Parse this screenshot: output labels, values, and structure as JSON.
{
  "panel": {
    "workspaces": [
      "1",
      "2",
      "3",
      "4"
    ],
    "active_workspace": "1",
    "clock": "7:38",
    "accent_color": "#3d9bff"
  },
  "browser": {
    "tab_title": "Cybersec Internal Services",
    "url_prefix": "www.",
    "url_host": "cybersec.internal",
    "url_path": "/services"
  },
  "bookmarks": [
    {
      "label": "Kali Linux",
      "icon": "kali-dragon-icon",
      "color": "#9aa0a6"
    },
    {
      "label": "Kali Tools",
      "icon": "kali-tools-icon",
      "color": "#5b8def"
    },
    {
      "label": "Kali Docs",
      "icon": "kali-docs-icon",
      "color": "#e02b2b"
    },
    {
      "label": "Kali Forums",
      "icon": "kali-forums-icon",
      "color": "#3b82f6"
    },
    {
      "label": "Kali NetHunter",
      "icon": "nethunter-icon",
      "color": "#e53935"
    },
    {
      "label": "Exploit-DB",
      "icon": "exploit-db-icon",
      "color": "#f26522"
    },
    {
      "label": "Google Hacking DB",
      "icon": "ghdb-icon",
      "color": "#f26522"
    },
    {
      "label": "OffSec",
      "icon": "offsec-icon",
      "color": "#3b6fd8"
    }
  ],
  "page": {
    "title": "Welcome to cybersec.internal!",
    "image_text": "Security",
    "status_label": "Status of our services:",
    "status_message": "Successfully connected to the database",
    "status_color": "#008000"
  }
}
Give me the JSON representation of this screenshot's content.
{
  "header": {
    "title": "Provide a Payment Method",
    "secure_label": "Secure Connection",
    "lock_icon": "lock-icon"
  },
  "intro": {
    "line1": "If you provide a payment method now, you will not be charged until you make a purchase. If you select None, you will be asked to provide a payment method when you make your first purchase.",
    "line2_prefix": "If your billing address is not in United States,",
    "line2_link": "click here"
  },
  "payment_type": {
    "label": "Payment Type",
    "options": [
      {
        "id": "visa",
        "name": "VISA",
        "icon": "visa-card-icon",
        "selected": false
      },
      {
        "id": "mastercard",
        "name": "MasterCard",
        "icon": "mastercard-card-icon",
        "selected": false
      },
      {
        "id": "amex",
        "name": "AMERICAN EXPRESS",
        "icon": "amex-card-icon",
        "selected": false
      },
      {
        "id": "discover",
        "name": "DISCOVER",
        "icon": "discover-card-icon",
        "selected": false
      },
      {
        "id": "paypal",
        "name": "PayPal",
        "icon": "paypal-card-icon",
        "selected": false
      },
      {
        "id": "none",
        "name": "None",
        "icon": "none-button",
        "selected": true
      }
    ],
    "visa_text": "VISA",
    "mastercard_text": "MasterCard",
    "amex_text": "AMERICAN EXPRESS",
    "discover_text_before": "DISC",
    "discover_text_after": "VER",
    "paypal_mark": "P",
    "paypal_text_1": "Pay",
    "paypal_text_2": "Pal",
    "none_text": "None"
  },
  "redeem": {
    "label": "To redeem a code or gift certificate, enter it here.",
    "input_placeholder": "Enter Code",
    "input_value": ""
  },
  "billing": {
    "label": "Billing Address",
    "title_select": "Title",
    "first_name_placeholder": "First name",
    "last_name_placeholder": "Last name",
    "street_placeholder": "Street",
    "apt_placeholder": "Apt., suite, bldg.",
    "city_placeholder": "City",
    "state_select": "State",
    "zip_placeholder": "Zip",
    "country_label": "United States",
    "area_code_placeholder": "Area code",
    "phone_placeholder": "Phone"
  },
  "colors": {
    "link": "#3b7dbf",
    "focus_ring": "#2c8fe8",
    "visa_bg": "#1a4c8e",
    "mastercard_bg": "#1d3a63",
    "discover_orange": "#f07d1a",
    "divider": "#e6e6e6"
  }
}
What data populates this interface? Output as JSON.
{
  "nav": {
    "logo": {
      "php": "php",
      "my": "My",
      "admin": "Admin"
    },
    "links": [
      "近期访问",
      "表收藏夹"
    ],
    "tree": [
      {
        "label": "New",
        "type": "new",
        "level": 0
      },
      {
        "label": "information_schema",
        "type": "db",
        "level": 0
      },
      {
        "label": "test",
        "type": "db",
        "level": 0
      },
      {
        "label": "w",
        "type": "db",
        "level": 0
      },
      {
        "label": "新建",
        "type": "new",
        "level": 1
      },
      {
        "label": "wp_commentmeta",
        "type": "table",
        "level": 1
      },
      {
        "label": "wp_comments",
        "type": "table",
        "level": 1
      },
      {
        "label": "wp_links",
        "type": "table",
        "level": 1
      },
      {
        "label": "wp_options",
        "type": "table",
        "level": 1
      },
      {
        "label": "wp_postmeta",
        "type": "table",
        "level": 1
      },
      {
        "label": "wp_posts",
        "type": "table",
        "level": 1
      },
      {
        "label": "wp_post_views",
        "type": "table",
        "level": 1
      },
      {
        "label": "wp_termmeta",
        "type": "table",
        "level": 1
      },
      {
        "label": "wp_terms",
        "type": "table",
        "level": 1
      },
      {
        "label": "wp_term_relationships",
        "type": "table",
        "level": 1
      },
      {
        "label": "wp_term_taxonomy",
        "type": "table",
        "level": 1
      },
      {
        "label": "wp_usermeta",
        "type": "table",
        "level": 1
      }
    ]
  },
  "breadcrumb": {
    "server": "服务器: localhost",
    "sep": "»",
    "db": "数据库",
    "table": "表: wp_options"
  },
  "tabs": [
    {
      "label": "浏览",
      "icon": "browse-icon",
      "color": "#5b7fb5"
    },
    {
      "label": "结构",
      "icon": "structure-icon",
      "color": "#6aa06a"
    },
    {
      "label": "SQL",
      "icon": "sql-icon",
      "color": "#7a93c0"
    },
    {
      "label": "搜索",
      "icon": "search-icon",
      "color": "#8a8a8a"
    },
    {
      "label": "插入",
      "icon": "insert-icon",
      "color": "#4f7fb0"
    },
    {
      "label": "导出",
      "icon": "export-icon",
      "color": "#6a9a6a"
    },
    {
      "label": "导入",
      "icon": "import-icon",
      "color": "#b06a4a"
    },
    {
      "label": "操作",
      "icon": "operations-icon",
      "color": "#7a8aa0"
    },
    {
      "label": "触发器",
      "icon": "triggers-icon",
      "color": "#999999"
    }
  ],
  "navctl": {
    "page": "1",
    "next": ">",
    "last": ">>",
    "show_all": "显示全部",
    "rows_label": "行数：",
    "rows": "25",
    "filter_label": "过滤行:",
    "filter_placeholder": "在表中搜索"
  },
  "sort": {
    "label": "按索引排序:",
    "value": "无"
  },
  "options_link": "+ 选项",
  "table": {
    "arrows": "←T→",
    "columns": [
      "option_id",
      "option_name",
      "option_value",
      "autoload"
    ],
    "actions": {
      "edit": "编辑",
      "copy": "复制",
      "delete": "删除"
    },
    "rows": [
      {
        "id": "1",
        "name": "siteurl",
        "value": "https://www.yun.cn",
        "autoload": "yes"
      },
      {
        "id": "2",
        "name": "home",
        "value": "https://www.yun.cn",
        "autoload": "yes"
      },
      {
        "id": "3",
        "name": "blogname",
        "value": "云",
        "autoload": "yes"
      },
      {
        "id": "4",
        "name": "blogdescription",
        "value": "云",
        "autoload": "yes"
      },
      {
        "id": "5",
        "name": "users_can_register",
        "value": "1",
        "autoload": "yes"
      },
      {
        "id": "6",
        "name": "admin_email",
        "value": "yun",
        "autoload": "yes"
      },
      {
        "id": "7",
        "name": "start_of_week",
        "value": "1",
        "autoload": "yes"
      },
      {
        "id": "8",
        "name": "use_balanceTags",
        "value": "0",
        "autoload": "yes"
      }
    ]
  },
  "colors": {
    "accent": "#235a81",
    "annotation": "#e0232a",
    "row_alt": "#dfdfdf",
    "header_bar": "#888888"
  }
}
-----
● WHAT YOU HAVE TO DO:
The records above need to be transcribed in full. Keep every character unchanged.

● EXERCISE OUTPUT:
Parse this screenshot: output labels, values, and structure as JSON.
{
  "panel": {
    "workspaces": [
      "1",
      "2",
      "3",
      "4"
    ],
    "active_workspace": "1",
    "clock": "7:38",
    "accent_color": "#3d9bff"
  },
  "browser": {
    "tab_title": "Cybersec Internal Services",
    "url_prefix": "www.",
    "url_host": "cybersec.internal",
    "url_path": "/services"
  },
  "bookmarks": [
    {
      "label": "Kali Linux",
      "icon": "kali-dragon-icon",
      "color": "#9aa0a6"
    },
    {
      "label": "Kali Tools",
      "icon": "kali-tools-icon",
      "color": "#5b8def"
    },
    {
      "label": "Kali Docs",
      "icon": "kali-docs-icon",
      "color": "#e02b2b"
    },
    {
      "label": "Kali Forums",
      "icon": "kali-forums-icon",
      "color": "#3b82f6"
    },
    {
      "label": "Kali NetHunter",
      "icon": "nethunter-icon",
      "color": "#e53935"
    },
    {
      "label": "Exploit-DB",
      "icon": "exploit-db-icon",
      "color": "#f26522"
    },
    {
      "label": "Google Hacking DB",
      "icon": "ghdb-icon",
      "color": "#f26522"
    },
    {
      "label": "OffSec",
      "icon": "offsec-icon",
      "color": "#3b6fd8"
    }
  ],
  "page": {
    "title": "Welcome to cybersec.internal!",
    "image_text": "Security",
    "status_label": "Status of our services:",
    "status_message": "Successfully connected to the database",
    "status_color": "#008000"
  }
}
Give me the JSON representation of this screenshot's content.
{
  "header": {
    "title": "Provide a Payment Method",
    "secure_label": "Secure Connection",
    "lock_icon": "lock-icon"
  },
  "intro": {
    "line1": "If you provide a payment method now, you will not be charged until you make a purchase. If you select None, you will be asked to provide a payment method when you make your first purchase.",
    "line2_prefix": "If your billing address is not in United States,",
    "line2_link": "click here"
  },
  "payment_type": {
    "label": "Payment Type",
    "options": [
      {
        "id": "visa",
        "name": "VISA",
        "icon": "visa-card-icon",
        "selected": false
      },
      {
        "id": "mastercard",
        "name": "MasterCard",
        "icon": "mastercard-card-icon",
        "selected": false
      },
      {
        "id": "amex",
        "name": "AMERICAN EXPRESS",
        "icon": "amex-card-icon",
        "selected": false
      },
      {
        "id": "discover",
        "name": "DISCOVER",
        "icon": "discover-card-icon",
        "selected": false
      },
      {
        "id": "paypal",
        "name": "PayPal",
        "icon": "paypal-card-icon",
        "selected": false
      },
      {
        "id": "none",
        "name": "None",
        "icon": "none-button",
        "selected": true
      }
    ],
    "visa_text": "VISA",
    "mastercard_text": "MasterCard",
    "amex_text": "AMERICAN EXPRESS",
    "discover_text_before": "DISC",
    "discover_text_after": "VER",
    "paypal_mark": "P",
    "paypal_text_1": "Pay",
    "paypal_text_2": "Pal",
    "none_text": "None"
  },
  "redeem": {
    "label": "To redeem a code or gift certificate, enter it here.",
    "input_placeholder": "Enter Code",
    "input_value": ""
  },
  "billing": {
    "label": "Billing Address",
    "title_select": "Title",
    "first_name_placeholder": "First name",
    "last_name_placeholder": "Last name",
    "street_placeholder": "Street",
    "apt_placeholder": "Apt., suite, bldg.",
    "city_placeholder": "City",
    "state_select": "State",
    "zip_placeholder": "Zip",
    "country_label": "United States",
    "area_code_placeholder": "Area code",
    "phone_placeholder": "Phone"
  },
  "colors": {
    "link": "#3b7dbf",
    "focus_ring": "#2c8fe8",
    "visa_bg": "#1a4c8e",
    "mastercard_bg": "#1d3a63",
    "discover_orange": "#f07d1a",
    "divider": "#e6e6e6"
  }
}
What data populates this interface? Output as JSON.
{
  "nav": {
    "logo": {
      "php": "php",
      "my": "My",
      "admin": "Admin"
    },
    "links": [
      "近期访问",
      "表收藏夹"
    ],
    "tree": [
      {
        "label": "New",
        "type": "new",
        "level": 0
      },
      {
        "label": "information_schema",
        "type": "db",
        "level": 0
      },
      {
        "label": "test",
        "type": "db",
        "level": 0
      },
      {
        "label": "w",
        "type": "db",
        "level": 0
      },
      {
        "label": "新建",
        "type": "new",
        "level": 1
      },
      {
        "label": "wp_commentmeta",
        "type": "table",
        "level": 1
      },
      {
        "label": "wp_comments",
        "type": "table",
        "level": 1
      },
      {
        "label": "wp_links",
        "type": "table",
        "level": 1
      },
      {
        "label": "wp_options",
        "type": "table",
        "level": 1
      },
      {
        "label": "wp_postmeta",
        "type": "table",
        "level": 1
      },
      {
        "label": "wp_posts",
        "type": "table",
        "level": 1
      },
      {
        "label": "wp_post_views",
        "type": "table",
        "level": 1
      },
      {
        "label": "wp_termmeta",
        "type": "table",
        "level": 1
      },
      {
        "label": "wp_terms",
        "type": "table",
        "level": 1
      },
      {
        "label": "wp_term_relationships",
        "type": "table",
        "level": 1
      },
      {
        "label": "wp_term_taxonomy",
        "type": "table",
        "level": 1
      },
      {
        "label": "wp_usermeta",
        "type": "table",
        "level": 1
      }
    ]
  },
  "breadcrumb": {
    "server": "服务器: localhost",
    "sep": "»",
    "db": "数据库",
    "table": "表: wp_options"
  },
  "tabs": [
    {
      "label": "浏览",
      "icon": "browse-icon",
      "color": "#5b7fb5"
    },
    {
      "label": "结构",
      "icon": "structure-icon",
      "color": "#6aa06a"
    },
    {
      "label": "SQL",
      "icon": "sql-icon",
      "color": "#7a93c0"
    },
    {
      "label": "搜索",
      "icon": "search-icon",
      "color": "#8a8a8a"
    },
    {
      "label": "插入",
      "icon": "insert-icon",
      "color": "#4f7fb0"
    },
    {
      "label": "导出",
      "icon": "export-icon",
      "color": "#6a9a6a"
    },
    {
      "label": "导入",
      "icon": "import-icon",
      "color": "#b06a4a"
    },
    {
      "label": "操作",
      "icon": "operations-icon",
      "color": "#7a8aa0"
    },
    {
      "label": "触发器",
      "icon": "triggers-icon",
      "color": "#999999"
    }
  ],
  "navctl": {
    "page": "1",
    "next": ">",
    "last": ">>",
    "show_all": "显示全部",
    "rows_label": "行数：",
    "rows": "25",
    "filter_label": "过滤行:",
    "filter_placeholder": "在表中搜索"
  },
  "sort": {
    "label": "按索引排序:",
    "value": "无"
  },
  "options_link": "+ 选项",
  "table": {
    "arrows": "←T→",
    "columns": [
      "option_id",
      "option_name",
      "option_value",
      "autoload"
    ],
    "actions": {
      "edit": "编辑",
      "copy": "复制",
      "delete": "删除"
    },
    "rows": [
      {
        "id": "1",
        "name": "siteurl",
        "value": "https://www.yun.cn",
        "autoload": "yes"
      },
      {
        "id": "2",
        "name": "home",
        "value": "https://www.yun.cn",
        "autoload": "yes"
      },
      {
        "id": "3",
        "name": "blogname",
        "value": "云",
        "autoload": "yes"
      },
      {
        "id": "4",
        "name": "blogdescription",
        "value": "云",
        "autoload": "yes"
      },
      {
        "id": "5",
        "name": "users_can_register",
        "value": "1",
        "autoload": "yes"
      },
      {
        "id": "6",
        "name": "admin_email",
        "value": "yun",
        "autoload": "yes"
      },
      {
        "id": "7",
        "name": "start_of_week",
        "value": "1",
        "autoload": "yes"
      },
      {
        "id": "8",
        "name": "use_balanceTags",
        "value": "0",
        "autoload": "yes"
      }
    ]
  },
  "colors": {
    "accent": "#235a81",
    "annotation": "#e0232a",
    "row_alt": "#dfdfdf",
    "header_bar": "#888888"
  }
}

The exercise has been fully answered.